[Instruction] In the entries below, identify every line with the string "underlying" and copy it.

>>>>>

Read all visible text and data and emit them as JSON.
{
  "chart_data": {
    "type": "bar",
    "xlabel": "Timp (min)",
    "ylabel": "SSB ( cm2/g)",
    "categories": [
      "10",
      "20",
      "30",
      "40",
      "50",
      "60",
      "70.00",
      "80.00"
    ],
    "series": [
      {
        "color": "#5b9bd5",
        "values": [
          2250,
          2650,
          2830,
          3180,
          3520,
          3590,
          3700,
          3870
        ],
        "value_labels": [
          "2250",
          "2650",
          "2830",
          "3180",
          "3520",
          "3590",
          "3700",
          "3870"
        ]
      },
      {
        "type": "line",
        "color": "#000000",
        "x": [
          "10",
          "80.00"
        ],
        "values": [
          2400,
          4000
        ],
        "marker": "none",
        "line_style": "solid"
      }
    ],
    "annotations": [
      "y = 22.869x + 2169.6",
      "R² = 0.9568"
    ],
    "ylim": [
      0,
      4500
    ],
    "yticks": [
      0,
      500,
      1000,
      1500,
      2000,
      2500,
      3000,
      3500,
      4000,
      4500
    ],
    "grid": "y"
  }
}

<<<<<
>>>>>

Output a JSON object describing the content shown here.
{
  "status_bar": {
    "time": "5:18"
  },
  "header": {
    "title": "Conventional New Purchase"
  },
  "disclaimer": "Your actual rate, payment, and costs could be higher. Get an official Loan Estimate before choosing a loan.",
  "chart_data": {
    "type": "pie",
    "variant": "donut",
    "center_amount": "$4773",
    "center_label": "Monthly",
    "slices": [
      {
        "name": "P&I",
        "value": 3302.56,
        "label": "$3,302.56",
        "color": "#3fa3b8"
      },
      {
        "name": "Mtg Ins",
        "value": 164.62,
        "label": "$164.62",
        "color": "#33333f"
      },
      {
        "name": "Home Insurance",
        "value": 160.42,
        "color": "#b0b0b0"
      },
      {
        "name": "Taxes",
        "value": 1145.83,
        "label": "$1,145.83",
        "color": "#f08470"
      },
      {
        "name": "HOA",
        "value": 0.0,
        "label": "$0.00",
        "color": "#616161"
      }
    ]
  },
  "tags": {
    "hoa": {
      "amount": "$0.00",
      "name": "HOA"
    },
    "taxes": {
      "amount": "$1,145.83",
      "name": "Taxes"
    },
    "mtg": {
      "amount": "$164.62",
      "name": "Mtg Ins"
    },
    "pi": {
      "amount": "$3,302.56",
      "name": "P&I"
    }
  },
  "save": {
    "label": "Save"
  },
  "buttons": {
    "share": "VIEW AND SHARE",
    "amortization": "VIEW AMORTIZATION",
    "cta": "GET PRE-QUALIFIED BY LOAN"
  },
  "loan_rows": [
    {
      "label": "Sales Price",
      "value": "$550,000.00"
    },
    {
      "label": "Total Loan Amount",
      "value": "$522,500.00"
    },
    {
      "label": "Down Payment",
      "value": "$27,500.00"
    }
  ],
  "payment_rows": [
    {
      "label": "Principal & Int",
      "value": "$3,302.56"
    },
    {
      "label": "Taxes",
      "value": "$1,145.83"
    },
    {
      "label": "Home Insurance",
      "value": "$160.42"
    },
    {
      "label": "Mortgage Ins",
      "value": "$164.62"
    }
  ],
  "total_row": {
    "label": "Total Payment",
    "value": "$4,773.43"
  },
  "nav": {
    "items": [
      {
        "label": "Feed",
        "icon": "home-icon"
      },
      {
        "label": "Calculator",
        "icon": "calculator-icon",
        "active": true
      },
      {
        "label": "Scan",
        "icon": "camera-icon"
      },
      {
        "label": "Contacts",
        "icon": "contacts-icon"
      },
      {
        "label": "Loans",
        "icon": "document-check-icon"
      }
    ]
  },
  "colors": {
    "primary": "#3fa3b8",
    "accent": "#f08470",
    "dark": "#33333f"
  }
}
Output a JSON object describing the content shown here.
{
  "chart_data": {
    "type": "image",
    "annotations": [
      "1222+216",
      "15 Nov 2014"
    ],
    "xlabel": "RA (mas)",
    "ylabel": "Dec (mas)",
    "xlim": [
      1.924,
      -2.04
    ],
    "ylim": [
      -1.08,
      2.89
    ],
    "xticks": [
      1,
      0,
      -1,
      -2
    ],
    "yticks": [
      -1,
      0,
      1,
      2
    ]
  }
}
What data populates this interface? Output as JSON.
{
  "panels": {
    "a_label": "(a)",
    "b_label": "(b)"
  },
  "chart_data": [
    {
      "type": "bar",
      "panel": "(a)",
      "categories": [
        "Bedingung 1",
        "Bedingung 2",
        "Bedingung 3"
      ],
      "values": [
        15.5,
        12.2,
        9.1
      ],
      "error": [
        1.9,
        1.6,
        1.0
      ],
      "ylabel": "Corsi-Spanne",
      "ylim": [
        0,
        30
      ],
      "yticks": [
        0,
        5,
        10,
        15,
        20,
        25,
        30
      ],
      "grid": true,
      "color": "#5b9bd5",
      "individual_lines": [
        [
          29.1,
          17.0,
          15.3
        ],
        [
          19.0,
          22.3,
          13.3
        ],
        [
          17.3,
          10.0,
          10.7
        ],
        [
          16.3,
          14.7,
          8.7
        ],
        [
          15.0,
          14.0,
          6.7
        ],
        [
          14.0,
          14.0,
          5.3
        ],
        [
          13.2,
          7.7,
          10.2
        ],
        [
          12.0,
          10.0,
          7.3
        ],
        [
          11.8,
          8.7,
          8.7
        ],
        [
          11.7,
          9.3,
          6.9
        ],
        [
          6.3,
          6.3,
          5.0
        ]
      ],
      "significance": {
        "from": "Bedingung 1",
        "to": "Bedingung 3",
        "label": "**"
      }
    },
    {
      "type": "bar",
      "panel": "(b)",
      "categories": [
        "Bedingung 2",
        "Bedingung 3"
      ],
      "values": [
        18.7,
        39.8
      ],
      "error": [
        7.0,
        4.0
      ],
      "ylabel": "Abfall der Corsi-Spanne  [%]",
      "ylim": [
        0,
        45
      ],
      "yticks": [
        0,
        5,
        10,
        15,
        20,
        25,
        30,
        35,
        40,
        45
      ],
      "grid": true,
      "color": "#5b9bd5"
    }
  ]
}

<<<<<
>>>>>

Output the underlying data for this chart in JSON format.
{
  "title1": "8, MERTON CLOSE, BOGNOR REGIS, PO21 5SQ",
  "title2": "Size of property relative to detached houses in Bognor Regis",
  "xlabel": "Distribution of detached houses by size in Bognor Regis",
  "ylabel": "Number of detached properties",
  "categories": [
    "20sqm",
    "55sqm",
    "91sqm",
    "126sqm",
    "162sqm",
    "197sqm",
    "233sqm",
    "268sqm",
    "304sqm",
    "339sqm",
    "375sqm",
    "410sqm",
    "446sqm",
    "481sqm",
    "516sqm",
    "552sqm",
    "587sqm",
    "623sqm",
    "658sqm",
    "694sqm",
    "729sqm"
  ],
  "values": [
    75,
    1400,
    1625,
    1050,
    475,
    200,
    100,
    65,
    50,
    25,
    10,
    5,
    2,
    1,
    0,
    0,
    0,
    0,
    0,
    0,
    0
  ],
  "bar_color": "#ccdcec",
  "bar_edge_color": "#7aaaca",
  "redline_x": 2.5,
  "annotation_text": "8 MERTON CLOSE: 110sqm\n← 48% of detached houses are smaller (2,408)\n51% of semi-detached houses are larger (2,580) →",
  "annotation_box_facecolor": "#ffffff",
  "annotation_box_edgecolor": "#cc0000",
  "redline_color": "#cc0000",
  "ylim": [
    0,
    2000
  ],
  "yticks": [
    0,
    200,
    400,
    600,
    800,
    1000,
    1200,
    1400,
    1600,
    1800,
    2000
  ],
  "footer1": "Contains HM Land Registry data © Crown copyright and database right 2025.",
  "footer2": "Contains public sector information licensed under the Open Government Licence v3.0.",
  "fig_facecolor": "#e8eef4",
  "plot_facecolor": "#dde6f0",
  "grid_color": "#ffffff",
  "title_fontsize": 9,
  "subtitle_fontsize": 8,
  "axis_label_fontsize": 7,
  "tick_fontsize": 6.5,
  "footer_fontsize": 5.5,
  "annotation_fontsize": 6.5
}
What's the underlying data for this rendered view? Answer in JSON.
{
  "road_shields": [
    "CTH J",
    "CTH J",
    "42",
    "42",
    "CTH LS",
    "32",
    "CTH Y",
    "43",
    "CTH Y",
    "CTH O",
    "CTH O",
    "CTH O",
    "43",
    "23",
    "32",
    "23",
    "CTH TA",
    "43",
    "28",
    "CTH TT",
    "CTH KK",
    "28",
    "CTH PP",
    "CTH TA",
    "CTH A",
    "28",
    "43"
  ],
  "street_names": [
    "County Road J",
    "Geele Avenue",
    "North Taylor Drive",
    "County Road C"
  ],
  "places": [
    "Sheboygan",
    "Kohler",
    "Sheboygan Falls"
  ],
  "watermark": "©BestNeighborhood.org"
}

<<<<<

[Reply]
Output the underlying data for this chart in JSON format.
What's the underlying data for this rendered view? Answer in JSON.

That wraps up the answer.